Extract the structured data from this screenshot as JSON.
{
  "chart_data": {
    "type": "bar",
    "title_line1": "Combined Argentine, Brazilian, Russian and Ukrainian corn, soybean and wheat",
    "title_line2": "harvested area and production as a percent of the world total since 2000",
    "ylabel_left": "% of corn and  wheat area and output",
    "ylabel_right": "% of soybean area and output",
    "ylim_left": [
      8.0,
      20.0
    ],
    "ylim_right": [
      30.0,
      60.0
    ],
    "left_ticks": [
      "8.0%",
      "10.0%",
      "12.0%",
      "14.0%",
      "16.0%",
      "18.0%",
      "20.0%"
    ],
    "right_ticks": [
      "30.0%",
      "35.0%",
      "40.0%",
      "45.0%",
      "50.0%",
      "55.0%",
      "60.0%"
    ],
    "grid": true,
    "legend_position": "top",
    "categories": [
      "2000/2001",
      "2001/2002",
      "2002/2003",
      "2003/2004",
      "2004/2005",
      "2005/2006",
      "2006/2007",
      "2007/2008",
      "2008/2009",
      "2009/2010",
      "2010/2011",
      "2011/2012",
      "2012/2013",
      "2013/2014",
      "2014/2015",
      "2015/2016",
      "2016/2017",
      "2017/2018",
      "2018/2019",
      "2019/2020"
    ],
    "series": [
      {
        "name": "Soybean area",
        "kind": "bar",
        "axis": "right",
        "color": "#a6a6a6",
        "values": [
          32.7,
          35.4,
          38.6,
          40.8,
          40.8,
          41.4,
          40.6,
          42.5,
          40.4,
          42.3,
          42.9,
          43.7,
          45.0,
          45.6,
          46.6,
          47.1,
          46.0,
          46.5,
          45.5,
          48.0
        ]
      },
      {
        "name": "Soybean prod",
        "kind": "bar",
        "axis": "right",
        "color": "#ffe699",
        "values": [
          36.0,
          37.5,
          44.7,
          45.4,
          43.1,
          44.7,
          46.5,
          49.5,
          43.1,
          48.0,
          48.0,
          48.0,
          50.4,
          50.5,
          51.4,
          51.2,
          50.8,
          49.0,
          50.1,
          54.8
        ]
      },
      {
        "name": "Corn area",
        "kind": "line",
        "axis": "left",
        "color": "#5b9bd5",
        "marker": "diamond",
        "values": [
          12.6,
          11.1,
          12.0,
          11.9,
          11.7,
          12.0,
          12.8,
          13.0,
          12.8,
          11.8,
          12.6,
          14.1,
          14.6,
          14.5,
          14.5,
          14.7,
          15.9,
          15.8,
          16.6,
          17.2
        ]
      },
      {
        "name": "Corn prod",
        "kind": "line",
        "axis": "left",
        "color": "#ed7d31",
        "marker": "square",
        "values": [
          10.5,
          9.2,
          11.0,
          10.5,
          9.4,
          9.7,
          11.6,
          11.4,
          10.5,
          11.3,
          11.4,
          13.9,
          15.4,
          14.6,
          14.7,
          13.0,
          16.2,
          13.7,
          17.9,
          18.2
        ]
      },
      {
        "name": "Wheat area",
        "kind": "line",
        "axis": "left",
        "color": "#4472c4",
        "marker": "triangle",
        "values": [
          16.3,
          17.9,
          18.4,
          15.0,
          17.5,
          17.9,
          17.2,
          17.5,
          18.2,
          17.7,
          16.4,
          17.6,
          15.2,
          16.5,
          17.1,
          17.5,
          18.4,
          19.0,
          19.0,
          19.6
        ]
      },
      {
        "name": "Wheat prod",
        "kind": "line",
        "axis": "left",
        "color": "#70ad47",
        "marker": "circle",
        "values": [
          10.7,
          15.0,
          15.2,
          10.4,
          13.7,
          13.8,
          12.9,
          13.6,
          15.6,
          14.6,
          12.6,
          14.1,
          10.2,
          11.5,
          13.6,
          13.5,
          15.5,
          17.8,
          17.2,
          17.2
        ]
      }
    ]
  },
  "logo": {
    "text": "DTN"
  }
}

--------------------

EXERCISE DETAILS:
Which lines include "output"? Copy each of them out.

TASK RESULT:
    "ylabel_left": "% of corn and  wheat area and output",
    "ylabel_right": "% of soybean area and output",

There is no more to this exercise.